-------- RECORDS SUPPLIED --------

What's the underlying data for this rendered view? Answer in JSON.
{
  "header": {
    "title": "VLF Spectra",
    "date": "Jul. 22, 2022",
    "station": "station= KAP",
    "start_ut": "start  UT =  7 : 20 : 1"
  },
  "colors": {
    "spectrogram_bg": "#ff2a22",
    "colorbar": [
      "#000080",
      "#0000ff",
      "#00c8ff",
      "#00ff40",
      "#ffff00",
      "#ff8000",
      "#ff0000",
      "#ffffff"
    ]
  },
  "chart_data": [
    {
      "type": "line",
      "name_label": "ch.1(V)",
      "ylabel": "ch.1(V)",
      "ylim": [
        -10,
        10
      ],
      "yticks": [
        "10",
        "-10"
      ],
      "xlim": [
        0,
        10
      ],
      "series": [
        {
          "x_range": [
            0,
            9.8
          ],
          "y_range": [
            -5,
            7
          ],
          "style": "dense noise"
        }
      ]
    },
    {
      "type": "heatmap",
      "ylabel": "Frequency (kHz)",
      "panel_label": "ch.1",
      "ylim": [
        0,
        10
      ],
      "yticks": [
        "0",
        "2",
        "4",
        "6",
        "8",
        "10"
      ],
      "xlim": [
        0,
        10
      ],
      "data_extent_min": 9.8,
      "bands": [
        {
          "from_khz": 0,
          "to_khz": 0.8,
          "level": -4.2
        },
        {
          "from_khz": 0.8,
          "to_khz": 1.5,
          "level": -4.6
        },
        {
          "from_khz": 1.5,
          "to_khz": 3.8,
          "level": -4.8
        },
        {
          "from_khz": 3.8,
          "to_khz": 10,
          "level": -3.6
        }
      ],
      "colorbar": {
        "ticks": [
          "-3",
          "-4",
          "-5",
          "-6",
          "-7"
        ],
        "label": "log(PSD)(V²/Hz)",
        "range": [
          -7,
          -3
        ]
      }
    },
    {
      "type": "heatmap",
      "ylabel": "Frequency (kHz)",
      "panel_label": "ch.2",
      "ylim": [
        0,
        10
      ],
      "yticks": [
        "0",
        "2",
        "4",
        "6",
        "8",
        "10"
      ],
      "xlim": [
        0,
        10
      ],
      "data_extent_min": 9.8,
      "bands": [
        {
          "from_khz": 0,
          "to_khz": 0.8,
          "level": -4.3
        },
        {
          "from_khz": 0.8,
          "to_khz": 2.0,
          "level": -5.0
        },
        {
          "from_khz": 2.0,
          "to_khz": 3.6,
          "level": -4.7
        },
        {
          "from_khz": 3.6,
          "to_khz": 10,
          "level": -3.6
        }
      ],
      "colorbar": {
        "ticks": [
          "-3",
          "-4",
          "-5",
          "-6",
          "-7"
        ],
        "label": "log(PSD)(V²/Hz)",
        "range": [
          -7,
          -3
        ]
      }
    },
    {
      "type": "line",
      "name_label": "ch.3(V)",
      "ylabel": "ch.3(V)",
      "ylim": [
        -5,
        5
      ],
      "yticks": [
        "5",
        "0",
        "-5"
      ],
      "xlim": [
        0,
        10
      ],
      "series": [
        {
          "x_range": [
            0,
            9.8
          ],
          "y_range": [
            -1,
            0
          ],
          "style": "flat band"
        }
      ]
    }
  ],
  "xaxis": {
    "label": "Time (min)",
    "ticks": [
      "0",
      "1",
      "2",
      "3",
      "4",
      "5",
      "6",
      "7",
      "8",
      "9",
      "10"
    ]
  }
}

--------

TASK REQUIREMENTS:
Write out every record verbatim.

REPLY:
What's the underlying data for this rendered view? Answer in JSON.
{
  "header": {
    "title": "VLF Spectra",
    "date": "Jul. 22, 2022",
    "station": "station= KAP",
    "start_ut": "start  UT =  7 : 20 : 1"
  },
  "colors": {
    "spectrogram_bg": "#ff2a22",
    "colorbar": [
      "#000080",
      "#0000ff",
      "#00c8ff",
      "#00ff40",
      "#ffff00",
      "#ff8000",
      "#ff0000",
      "#ffffff"
    ]
  },
  "chart_data": [
    {
      "type": "line",
      "name_label": "ch.1(V)",
      "ylabel": "ch.1(V)",
      "ylim": [
        -10,
        10
      ],
      "yticks": [
        "10",
        "-10"
      ],
      "xlim": [
        0,
        10
      ],
      "series": [
        {
          "x_range": [
            0,
            9.8
          ],
          "y_range": [
            -5,
            7
          ],
          "style": "dense noise"
        }
      ]
    },
    {
      "type": "heatmap",
      "ylabel": "Frequency (kHz)",
      "panel_label": "ch.1",
      "ylim": [
        0,
        10
      ],
      "yticks": [
        "0",
        "2",
        "4",
        "6",
        "8",
        "10"
      ],
      "xlim": [
        0,
        10
      ],
      "data_extent_min": 9.8,
      "bands": [
        {
          "from_khz": 0,
          "to_khz": 0.8,
          "level": -4.2
        },
        {
          "from_khz": 0.8,
          "to_khz": 1.5,
          "level": -4.6
        },
        {
          "from_khz": 1.5,
          "to_khz": 3.8,
          "level": -4.8
        },
        {
          "from_khz": 3.8,
          "to_khz": 10,
          "level": -3.6
        }
      ],
      "colorbar": {
        "ticks": [
          "-3",
          "-4",
          "-5",
          "-6",
          "-7"
        ],
        "label": "log(PSD)(V²/Hz)",
        "range": [
          -7,
          -3
        ]
      }
    },
    {
      "type": "heatmap",
      "ylabel": "Frequency (kHz)",
      "panel_label": "ch.2",
      "ylim": [
        0,
        10
      ],
      "yticks": [
        "0",
        "2",
        "4",
        "6",
        "8",
        "10"
      ],
      "xlim": [
        0,
        10
      ],
      "data_extent_min": 9.8,
      "bands": [
        {
          "from_khz": 0,
          "to_khz": 0.8,
          "level": -4.3
        },
        {
          "from_khz": 0.8,
          "to_khz": 2.0,
          "level": -5.0
        },
        {
          "from_khz": 2.0,
          "to_khz": 3.6,
          "level": -4.7
        },
        {
          "from_khz": 3.6,
          "to_khz": 10,
          "level": -3.6
        }
      ],
      "colorbar": {
        "ticks": [
          "-3",
          "-4",
          "-5",
          "-6",
          "-7"
        ],
        "label": "log(PSD)(V²/Hz)",
        "range": [
          -7,
          -3
        ]
      }
    },
    {
      "type": "line",
      "name_label": "ch.3(V)",
      "ylabel": "ch.3(V)",
      "ylim": [
        -5,
        5
      ],
      "yticks": [
        "5",
        "0",
        "-5"
      ],
      "xlim": [
        0,
        10
      ],
      "series": [
        {
          "x_range": [
            0,
            9.8
          ],
          "y_range": [
            -1,
            0
          ],
          "style": "flat band"
        }
      ]
    }
  ],
  "xaxis": {
    "label": "Time (min)",
    "ticks": [
      "0",
      "1",
      "2",
      "3",
      "4",
      "5",
      "6",
      "7",
      "8",
      "9",
      "10"
    ]
  }
}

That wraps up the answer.